BEGIN Working data

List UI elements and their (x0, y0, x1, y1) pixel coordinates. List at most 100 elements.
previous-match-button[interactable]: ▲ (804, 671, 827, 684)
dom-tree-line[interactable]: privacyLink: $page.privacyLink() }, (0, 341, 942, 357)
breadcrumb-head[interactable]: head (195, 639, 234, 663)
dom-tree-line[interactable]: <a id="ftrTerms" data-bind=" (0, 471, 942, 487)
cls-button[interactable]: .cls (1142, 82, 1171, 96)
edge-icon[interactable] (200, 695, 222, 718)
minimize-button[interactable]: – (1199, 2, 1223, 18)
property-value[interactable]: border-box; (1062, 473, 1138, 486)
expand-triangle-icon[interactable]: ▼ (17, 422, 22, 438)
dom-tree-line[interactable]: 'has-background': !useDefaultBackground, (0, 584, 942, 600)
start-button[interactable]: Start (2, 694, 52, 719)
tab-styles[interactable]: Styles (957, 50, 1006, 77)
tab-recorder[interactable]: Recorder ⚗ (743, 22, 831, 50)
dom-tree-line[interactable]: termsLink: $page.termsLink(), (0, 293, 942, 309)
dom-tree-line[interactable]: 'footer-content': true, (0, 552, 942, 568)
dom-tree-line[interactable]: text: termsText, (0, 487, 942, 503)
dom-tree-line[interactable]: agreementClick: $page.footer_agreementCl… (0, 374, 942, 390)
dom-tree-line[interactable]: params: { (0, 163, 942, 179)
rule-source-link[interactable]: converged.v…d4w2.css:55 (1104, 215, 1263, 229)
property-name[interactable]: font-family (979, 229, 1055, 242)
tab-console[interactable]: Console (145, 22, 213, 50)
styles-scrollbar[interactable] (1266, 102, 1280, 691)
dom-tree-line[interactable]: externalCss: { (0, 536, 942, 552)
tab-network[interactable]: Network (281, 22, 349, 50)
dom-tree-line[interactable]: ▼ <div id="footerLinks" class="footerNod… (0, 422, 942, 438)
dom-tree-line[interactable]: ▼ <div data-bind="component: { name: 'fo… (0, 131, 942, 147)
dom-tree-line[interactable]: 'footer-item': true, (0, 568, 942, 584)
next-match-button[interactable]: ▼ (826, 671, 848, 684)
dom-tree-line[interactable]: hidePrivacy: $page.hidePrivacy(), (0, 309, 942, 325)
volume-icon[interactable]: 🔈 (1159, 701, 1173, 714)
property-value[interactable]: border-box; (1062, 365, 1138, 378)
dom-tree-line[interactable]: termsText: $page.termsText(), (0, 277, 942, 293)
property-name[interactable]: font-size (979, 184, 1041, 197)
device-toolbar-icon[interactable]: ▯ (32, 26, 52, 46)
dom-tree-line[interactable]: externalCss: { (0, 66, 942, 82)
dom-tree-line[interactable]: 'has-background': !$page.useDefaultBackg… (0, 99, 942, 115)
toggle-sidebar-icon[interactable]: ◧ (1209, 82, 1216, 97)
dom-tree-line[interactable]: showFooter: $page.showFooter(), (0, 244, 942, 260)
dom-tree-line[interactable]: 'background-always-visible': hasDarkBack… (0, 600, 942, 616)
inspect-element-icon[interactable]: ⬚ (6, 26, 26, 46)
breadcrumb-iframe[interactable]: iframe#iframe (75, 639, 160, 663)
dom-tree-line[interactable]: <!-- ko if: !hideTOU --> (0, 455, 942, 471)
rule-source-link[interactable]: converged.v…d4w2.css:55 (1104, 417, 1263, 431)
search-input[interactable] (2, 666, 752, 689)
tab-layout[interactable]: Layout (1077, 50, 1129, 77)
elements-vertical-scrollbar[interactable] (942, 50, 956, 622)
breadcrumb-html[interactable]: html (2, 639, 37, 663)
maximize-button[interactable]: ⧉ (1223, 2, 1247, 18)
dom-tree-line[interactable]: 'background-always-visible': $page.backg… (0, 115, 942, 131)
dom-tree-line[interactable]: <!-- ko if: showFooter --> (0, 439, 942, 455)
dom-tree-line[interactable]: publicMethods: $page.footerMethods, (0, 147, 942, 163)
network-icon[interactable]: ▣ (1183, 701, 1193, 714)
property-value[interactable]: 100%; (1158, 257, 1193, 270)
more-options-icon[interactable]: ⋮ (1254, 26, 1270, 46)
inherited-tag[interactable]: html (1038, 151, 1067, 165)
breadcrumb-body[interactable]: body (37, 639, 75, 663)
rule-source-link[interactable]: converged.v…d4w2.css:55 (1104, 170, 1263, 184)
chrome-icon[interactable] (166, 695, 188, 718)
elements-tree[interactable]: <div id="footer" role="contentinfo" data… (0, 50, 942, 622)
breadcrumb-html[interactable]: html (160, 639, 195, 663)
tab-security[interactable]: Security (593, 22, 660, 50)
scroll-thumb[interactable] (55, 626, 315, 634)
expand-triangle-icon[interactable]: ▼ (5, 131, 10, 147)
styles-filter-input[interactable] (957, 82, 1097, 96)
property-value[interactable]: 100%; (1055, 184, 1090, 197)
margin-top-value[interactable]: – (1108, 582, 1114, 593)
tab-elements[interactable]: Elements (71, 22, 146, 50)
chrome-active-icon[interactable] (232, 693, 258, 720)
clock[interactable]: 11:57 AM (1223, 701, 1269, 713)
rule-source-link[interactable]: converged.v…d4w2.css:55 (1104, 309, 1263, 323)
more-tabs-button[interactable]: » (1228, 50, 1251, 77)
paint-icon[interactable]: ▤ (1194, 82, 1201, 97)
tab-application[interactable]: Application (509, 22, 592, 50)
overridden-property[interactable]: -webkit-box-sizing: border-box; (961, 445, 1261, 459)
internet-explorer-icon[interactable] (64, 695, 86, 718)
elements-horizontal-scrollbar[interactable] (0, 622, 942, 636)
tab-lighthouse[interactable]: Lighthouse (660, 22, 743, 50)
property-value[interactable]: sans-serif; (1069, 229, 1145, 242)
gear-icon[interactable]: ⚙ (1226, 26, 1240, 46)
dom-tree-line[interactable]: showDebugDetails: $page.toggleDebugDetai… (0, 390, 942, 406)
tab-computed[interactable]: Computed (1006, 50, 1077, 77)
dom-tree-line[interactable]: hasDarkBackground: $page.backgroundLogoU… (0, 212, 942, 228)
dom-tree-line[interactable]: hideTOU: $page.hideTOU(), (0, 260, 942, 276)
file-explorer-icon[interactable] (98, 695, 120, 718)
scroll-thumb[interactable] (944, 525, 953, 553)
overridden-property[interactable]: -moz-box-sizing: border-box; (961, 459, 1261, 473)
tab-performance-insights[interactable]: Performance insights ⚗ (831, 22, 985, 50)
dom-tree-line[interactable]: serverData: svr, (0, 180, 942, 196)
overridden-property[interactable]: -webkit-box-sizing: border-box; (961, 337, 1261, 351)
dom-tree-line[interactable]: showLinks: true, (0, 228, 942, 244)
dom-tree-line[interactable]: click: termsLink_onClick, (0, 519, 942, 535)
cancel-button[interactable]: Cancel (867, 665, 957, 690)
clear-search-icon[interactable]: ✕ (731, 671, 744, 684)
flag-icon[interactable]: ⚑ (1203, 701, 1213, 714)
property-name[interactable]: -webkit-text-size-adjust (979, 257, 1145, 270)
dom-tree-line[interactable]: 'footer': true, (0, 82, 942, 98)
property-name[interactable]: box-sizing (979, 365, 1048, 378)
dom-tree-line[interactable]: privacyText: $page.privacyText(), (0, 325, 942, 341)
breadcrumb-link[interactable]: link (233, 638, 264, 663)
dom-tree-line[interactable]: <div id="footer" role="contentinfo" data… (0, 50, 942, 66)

END Working data

Please output each line of the listing above as one string in a JSON list, leaving out blank lines.

[
  "List UI elements and their (x0, y0, x1, y1) pixel coordinates. List at most 100 elements.",
  "previous-match-button[interactable]: ▲ (804, 671, 827, 684)",
  "dom-tree-line[interactable]: privacyLink: $page.privacyLink() }, (0, 341, 942, 357)",
  "breadcrumb-head[interactable]: head (195, 639, 234, 663)",
  "dom-tree-line[interactable]: <a id=\"ftrTerms\" data-bind=\" (0, 471, 942, 487)",
  "cls-button[interactable]: .cls (1142, 82, 1171, 96)",
  "edge-icon[interactable] (200, 695, 222, 718)",
  "minimize-button[interactable]: – (1199, 2, 1223, 18)",
  "property-value[interactable]: border-box; (1062, 473, 1138, 486)",
  "expand-triangle-icon[interactable]: ▼ (17, 422, 22, 438)",
  "dom-tree-line[interactable]: 'has-background': !useDefaultBackground, (0, 584, 942, 600)",
  "start-button[interactable]: Start (2, 694, 52, 719)",
  "tab-styles[interactable]: Styles (957, 50, 1006, 77)",
  "tab-recorder[interactable]: Recorder ⚗ (743, 22, 831, 50)",
  "dom-tree-line[interactable]: termsLink: $page.termsLink(), (0, 293, 942, 309)",
  "dom-tree-line[interactable]: 'footer-content': true, (0, 552, 942, 568)",
  "dom-tree-line[interactable]: text: termsText, (0, 487, 942, 503)",
  "dom-tree-line[interactable]: agreementClick: $page.footer_agreementCl… (0, 374, 942, 390)",
  "dom-tree-line[interactable]: params: { (0, 163, 942, 179)",
  "rule-source-link[interactable]: converged.v…d4w2.css:55 (1104, 215, 1263, 229)",
  "property-name[interactable]: font-family (979, 229, 1055, 242)",
  "tab-console[interactable]: Console (145, 22, 213, 50)",
  "styles-scrollbar[interactable] (1266, 102, 1280, 691)",
  "dom-tree-line[interactable]: externalCss: { (0, 536, 942, 552)",
  "tab-network[interactable]: Network (281, 22, 349, 50)",
  "dom-tree-line[interactable]: ▼ <div id=\"footerLinks\" class=\"footerNod… (0, 422, 942, 438)",
  "dom-tree-line[interactable]: ▼ <div data-bind=\"component: { name: 'fo… (0, 131, 942, 147)",
  "dom-tree-line[interactable]: 'footer-item': true, (0, 568, 942, 584)",
  "next-match-button[interactable]: ▼ (826, 671, 848, 684)",
  "dom-tree-line[interactable]: hidePrivacy: $page.hidePrivacy(), (0, 309, 942, 325)",
  "volume-icon[interactable]: 🔈 (1159, 701, 1173, 714)",
  "property-value[interactable]: border-box; (1062, 365, 1138, 378)",
  "dom-tree-line[interactable]: termsText: $page.termsText(), (0, 277, 942, 293)",
  "property-name[interactable]: font-size (979, 184, 1041, 197)",
  "device-toolbar-icon[interactable]: ▯ (32, 26, 52, 46)",
  "dom-tree-line[interactable]: externalCss: { (0, 66, 942, 82)",
  "dom-tree-line[interactable]: 'has-background': !$page.useDefaultBackg… (0, 99, 942, 115)",
  "toggle-sidebar-icon[interactable]: ◧ (1209, 82, 1216, 97)",
  "dom-tree-line[interactable]: showFooter: $page.showFooter(), (0, 244, 942, 260)",
  "dom-tree-line[interactable]: 'background-always-visible': hasDarkBack… (0, 600, 942, 616)",
  "inspect-element-icon[interactable]: ⬚ (6, 26, 26, 46)",
  "breadcrumb-iframe[interactable]: iframe#iframe (75, 639, 160, 663)",
  "dom-tree-line[interactable]: <!-- ko if: !hideTOU --> (0, 455, 942, 471)",
  "rule-source-link[interactable]: converged.v…d4w2.css:55 (1104, 417, 1263, 431)",
  "search-input[interactable] (2, 666, 752, 689)",
  "tab-layout[interactable]: Layout (1077, 50, 1129, 77)",
  "elements-vertical-scrollbar[interactable] (942, 50, 956, 622)",
  "breadcrumb-html[interactable]: html (2, 639, 37, 663)",
  "maximize-button[interactable]: ⧉ (1223, 2, 1247, 18)",
  "dom-tree-line[interactable]: 'background-always-visible': $page.backg… (0, 115, 942, 131)",
  "dom-tree-line[interactable]: <!-- ko if: showFooter --> (0, 439, 942, 455)",
  "dom-tree-line[interactable]: publicMethods: $page.footerMethods, (0, 147, 942, 163)",
  "network-icon[interactable]: ▣ (1183, 701, 1193, 714)",
  "property-value[interactable]: 100%; (1158, 257, 1193, 270)",
  "more-options-icon[interactable]: ⋮ (1254, 26, 1270, 46)",
  "inherited-tag[interactable]: html (1038, 151, 1067, 165)",
  "breadcrumb-body[interactable]: body (37, 639, 75, 663)",
  "rule-source-link[interactable]: converged.v…d4w2.css:55 (1104, 170, 1263, 184)",
  "chrome-icon[interactable] (166, 695, 188, 718)",
  "elements-tree[interactable]: <div id=\"footer\" role=\"contentinfo\" data… (0, 50, 942, 622)",
  "breadcrumb-html[interactable]: html (160, 639, 195, 663)",
  "tab-security[interactable]: Security (593, 22, 660, 50)",
  "scroll-thumb[interactable] (55, 626, 315, 634)",
  "expand-triangle-icon[interactable]: ▼ (5, 131, 10, 147)",
  "styles-filter-input[interactable] (957, 82, 1097, 96)",
  "property-value[interactable]: 100%; (1055, 184, 1090, 197)",
  "margin-top-value[interactable]: – (1108, 582, 1114, 593)",
  "tab-elements[interactable]: Elements (71, 22, 146, 50)",
  "chrome-active-icon[interactable] (232, 693, 258, 720)",
  "clock[interactable]: 11:57 AM (1223, 701, 1269, 713)",
  "rule-source-link[interactable]: converged.v…d4w2.css:55 (1104, 309, 1263, 323)",
  "more-tabs-button[interactable]: » (1228, 50, 1251, 77)",
  "paint-icon[interactable]: ▤ (1194, 82, 1201, 97)",
  "tab-application[interactable]: Application (509, 22, 592, 50)",
  "overridden-property[interactable]: -webkit-box-sizing: border-box; (961, 445, 1261, 459)",
  "internet-explorer-icon[interactable] (64, 695, 86, 718)",
  "elements-horizontal-scrollbar[interactable] (0, 622, 942, 636)",
  "tab-lighthouse[interactable]: Lighthouse (660, 22, 743, 50)",
  "property-value[interactable]: sans-serif; (1069, 229, 1145, 242)",
  "gear-icon[interactable]: ⚙ (1226, 26, 1240, 46)",
  "dom-tree-line[interactable]: showDebugDetails: $page.toggleDebugDetai… (0, 390, 942, 406)",
  "tab-computed[interactable]: Computed (1006, 50, 1077, 77)",
  "dom-tree-line[interactable]: hasDarkBackground: $page.backgroundLogoU… (0, 212, 942, 228)",
  "dom-tree-line[interactable]: hideTOU: $page.hideTOU(), (0, 260, 942, 276)",
  "file-explorer-icon[interactable] (98, 695, 120, 718)",
  "scroll-thumb[interactable] (944, 525, 953, 553)",
  "overridden-property[interactable]: -moz-box-sizing: border-box; (961, 459, 1261, 473)",
  "tab-performance-insights[interactable]: Performance insights ⚗ (831, 22, 985, 50)",
  "dom-tree-line[interactable]: serverData: svr, (0, 180, 942, 196)",
  "overridden-property[interactable]: -webkit-box-sizing: border-box; (961, 337, 1261, 351)",
  "dom-tree-line[interactable]: showLinks: true, (0, 228, 942, 244)",
  "dom-tree-line[interactable]: click: termsLink_onClick, (0, 519, 942, 535)",
  "cancel-button[interactable]: Cancel (867, 665, 957, 690)",
  "clear-search-icon[interactable]: ✕ (731, 671, 744, 684)",
  "flag-icon[interactable]: ⚑ (1203, 701, 1213, 714)",
  "property-name[interactable]: -webkit-text-size-adjust (979, 257, 1145, 270)",
  "dom-tree-line[interactable]: 'footer': true, (0, 82, 942, 98)",
  "property-name[interactable]: box-sizing (979, 365, 1048, 378)",
  "dom-tree-line[interactable]: privacyText: $page.privacyText(), (0, 325, 942, 341)",
  "breadcrumb-link[interactable]: link (233, 638, 264, 663)",
  "dom-tree-line[interactable]: <div id=\"footer\" role=\"contentinfo\" data… (0, 50, 942, 66)"
]